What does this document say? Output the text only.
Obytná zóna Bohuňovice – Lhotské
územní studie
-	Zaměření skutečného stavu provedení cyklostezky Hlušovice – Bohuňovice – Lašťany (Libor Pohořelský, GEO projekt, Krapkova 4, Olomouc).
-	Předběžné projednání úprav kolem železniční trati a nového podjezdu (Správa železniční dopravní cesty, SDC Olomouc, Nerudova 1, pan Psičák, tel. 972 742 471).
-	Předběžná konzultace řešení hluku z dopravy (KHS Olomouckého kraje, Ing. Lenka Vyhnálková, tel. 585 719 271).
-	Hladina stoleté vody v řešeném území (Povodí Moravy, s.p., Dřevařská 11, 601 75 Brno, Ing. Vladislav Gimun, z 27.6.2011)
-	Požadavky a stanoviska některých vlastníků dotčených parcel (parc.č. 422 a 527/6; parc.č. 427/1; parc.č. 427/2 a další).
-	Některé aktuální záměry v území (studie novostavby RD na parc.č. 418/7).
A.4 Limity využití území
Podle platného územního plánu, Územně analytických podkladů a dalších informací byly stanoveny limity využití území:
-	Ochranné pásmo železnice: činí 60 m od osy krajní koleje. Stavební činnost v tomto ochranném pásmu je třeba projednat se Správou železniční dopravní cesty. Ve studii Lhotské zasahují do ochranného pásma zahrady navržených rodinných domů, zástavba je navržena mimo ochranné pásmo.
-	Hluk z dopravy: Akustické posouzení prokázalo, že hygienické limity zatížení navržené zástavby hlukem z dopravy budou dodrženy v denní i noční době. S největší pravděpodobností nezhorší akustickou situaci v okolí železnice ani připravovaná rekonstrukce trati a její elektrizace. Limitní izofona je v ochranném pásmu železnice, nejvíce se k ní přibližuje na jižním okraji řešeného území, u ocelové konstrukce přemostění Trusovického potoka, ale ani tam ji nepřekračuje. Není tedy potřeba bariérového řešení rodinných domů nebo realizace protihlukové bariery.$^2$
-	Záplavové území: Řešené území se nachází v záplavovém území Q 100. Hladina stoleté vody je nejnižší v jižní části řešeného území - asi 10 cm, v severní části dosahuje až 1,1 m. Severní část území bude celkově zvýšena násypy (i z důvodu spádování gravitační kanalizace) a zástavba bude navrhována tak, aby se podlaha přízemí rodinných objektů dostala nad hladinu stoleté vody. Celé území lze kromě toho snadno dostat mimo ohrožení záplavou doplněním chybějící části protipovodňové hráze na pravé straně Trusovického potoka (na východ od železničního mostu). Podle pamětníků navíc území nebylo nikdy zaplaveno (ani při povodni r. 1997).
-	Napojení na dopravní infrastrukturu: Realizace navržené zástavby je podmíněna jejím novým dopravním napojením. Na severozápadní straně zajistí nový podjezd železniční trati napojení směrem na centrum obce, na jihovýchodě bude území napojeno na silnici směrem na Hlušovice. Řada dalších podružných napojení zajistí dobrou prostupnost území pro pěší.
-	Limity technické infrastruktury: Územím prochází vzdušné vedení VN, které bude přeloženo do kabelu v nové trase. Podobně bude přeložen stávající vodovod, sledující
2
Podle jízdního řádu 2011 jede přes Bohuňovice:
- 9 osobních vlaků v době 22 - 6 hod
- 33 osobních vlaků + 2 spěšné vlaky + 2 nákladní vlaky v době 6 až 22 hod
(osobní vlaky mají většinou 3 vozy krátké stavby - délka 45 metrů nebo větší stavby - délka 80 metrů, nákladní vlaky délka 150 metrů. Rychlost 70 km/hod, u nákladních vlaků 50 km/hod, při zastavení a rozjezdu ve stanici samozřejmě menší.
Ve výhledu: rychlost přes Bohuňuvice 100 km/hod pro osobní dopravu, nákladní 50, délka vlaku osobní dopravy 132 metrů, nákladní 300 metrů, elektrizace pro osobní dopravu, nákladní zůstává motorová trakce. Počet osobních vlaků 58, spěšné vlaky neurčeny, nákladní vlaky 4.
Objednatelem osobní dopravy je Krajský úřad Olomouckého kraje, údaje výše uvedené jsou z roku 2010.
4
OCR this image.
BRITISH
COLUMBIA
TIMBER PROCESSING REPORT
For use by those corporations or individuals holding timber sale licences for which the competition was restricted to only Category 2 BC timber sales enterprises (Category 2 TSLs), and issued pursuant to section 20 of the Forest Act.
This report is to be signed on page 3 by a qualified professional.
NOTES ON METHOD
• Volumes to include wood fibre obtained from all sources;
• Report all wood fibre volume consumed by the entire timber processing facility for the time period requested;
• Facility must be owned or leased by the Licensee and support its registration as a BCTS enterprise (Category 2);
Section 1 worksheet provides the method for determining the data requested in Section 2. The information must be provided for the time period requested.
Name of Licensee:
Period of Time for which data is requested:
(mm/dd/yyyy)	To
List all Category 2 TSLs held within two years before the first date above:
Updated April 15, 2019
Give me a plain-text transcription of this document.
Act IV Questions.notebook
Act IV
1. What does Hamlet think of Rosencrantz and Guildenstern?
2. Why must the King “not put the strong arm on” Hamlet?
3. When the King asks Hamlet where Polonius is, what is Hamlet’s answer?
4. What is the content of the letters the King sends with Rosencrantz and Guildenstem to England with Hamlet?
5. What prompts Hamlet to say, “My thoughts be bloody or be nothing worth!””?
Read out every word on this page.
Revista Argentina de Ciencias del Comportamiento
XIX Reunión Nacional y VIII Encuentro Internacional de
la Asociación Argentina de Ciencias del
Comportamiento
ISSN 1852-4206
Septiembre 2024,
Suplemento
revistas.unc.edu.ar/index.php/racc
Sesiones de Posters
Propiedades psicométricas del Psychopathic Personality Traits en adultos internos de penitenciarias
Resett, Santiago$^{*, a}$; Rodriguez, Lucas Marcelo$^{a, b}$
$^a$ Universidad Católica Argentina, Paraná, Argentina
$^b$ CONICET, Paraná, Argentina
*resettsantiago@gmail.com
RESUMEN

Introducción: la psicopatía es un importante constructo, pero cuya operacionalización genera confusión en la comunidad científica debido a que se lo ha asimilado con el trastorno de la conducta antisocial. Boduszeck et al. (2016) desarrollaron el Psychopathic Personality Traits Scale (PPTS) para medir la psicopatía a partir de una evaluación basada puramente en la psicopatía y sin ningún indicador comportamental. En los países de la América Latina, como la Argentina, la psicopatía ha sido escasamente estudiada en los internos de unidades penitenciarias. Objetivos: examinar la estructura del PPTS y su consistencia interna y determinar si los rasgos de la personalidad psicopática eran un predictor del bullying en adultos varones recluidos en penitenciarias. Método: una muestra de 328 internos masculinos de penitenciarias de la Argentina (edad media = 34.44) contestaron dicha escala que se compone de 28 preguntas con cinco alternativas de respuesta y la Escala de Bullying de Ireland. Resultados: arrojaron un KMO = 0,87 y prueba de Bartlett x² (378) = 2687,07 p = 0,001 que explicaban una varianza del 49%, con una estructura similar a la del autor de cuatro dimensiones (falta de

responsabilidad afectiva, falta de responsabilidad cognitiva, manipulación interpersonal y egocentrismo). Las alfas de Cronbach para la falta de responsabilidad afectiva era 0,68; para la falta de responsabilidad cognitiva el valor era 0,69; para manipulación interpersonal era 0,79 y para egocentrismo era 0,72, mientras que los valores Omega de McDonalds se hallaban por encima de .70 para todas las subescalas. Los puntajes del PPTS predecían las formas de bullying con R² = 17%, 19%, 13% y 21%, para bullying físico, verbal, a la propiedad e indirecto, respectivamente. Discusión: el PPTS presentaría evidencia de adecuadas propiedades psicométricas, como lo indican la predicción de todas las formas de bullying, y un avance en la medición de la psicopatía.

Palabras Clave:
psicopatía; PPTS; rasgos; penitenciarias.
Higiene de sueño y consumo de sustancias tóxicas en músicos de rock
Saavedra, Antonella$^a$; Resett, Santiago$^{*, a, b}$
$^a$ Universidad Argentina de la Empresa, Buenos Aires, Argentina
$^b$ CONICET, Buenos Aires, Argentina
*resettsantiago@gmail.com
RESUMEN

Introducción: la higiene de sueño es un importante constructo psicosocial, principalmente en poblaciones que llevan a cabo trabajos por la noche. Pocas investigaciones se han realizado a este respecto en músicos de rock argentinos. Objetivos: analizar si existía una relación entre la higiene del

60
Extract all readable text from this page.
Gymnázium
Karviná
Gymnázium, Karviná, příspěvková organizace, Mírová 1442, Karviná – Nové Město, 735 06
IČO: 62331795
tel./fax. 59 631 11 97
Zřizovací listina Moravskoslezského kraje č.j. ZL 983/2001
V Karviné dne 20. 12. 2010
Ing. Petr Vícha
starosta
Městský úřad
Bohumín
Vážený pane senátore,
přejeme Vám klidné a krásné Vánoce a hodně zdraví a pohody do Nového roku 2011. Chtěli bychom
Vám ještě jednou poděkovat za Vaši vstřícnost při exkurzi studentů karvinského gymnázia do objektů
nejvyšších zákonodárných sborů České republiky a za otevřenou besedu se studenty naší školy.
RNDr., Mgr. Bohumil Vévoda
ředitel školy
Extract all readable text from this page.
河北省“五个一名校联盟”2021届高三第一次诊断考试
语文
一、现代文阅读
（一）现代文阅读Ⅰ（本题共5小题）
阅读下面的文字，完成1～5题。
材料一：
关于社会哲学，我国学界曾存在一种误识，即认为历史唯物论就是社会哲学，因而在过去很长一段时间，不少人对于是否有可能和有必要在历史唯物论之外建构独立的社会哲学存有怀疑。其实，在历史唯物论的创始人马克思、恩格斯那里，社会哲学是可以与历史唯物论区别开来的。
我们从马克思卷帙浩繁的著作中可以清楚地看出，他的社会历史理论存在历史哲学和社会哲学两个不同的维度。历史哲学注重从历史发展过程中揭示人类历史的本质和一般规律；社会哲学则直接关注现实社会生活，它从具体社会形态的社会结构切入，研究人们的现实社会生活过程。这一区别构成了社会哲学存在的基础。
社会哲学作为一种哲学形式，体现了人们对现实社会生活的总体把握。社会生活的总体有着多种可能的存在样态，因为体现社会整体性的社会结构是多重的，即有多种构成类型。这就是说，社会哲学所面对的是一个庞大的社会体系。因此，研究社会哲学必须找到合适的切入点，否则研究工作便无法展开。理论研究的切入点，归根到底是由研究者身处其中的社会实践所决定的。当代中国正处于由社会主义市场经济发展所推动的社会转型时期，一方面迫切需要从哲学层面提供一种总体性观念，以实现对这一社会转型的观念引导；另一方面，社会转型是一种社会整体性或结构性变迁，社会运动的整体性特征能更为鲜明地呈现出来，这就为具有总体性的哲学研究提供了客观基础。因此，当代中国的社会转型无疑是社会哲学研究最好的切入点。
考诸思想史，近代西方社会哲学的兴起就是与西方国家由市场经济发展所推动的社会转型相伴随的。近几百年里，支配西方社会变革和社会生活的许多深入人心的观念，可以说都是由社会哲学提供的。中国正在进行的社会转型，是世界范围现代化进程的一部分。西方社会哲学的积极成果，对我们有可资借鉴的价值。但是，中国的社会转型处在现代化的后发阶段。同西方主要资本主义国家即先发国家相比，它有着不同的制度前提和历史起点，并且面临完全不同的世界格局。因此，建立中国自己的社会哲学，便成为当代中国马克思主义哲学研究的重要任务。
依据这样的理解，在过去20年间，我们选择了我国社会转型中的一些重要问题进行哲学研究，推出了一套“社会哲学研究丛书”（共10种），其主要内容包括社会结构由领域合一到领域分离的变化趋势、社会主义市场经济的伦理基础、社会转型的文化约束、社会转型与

[PROBLEM REQUIREMENTS] Return a copy of every line that includes the word "Universidad".

[SOLUTION]
$^a$ Universidad Católica Argentina, Paraná, Argentina
$^a$ Universidad Argentina de la Empresa, Buenos Aires, Argentina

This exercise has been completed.